■ **SOURCE MATERIAL**
-.-.-

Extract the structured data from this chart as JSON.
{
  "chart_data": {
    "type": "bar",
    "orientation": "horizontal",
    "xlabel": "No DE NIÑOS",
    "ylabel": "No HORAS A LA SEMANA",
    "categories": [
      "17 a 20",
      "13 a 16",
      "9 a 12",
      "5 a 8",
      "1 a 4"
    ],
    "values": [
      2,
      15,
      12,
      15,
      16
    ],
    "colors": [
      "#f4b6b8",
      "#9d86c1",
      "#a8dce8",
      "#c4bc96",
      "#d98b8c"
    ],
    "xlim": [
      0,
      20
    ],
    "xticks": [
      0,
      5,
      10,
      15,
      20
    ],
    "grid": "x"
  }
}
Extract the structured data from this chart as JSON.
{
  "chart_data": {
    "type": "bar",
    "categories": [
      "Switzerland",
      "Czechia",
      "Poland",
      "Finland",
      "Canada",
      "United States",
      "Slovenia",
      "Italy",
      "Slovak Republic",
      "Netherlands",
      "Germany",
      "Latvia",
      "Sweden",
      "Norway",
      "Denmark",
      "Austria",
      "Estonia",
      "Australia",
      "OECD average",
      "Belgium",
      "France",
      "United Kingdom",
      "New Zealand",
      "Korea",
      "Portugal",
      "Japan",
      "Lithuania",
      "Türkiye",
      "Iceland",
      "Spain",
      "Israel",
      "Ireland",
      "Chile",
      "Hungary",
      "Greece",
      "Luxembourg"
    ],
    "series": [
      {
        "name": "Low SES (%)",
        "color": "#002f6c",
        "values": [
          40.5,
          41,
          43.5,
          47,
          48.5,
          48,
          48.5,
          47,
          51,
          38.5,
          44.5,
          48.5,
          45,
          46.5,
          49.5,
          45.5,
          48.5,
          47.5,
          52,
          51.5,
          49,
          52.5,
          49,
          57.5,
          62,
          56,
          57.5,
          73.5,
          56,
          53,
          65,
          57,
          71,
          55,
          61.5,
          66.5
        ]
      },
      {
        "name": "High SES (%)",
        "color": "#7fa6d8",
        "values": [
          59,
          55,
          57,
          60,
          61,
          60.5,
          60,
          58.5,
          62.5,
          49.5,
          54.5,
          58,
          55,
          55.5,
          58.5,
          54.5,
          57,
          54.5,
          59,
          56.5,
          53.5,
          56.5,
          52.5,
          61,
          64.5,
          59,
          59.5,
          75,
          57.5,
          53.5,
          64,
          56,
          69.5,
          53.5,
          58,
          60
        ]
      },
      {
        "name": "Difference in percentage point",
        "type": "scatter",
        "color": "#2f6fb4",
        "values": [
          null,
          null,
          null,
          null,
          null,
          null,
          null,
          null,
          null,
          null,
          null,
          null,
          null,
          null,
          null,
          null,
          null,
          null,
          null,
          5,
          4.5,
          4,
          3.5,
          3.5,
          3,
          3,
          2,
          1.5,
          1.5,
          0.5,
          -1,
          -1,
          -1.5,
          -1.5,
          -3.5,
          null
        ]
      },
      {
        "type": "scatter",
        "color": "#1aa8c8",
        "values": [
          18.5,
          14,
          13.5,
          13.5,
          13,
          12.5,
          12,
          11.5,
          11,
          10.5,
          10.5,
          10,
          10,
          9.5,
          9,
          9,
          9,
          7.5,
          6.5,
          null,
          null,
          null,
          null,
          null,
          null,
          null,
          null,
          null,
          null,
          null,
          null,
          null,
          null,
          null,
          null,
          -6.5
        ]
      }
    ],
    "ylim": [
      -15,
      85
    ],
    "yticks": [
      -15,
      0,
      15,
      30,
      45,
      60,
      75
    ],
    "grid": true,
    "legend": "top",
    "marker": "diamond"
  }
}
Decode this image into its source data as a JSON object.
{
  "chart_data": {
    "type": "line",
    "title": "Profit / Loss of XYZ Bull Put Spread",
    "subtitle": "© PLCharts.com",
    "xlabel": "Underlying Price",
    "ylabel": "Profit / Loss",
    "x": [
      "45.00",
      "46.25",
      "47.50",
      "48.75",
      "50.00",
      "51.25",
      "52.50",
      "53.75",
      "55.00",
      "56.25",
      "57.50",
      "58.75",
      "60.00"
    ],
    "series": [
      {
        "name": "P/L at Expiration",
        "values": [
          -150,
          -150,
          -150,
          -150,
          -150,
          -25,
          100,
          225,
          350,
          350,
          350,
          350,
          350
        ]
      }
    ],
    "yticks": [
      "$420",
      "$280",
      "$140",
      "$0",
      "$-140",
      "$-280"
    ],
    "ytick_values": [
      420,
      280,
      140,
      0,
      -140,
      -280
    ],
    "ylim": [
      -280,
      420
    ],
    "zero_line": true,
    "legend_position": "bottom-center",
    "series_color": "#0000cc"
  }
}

-.-.-

■ **TO DO**
Copy each line from the records above that includes the string "name".

■ **THE REPLY**
        "name": "Low SES (%)",
        "name": "High SES (%)",
        "name": "Difference in percentage point",
        "name": "P/L at Expiration",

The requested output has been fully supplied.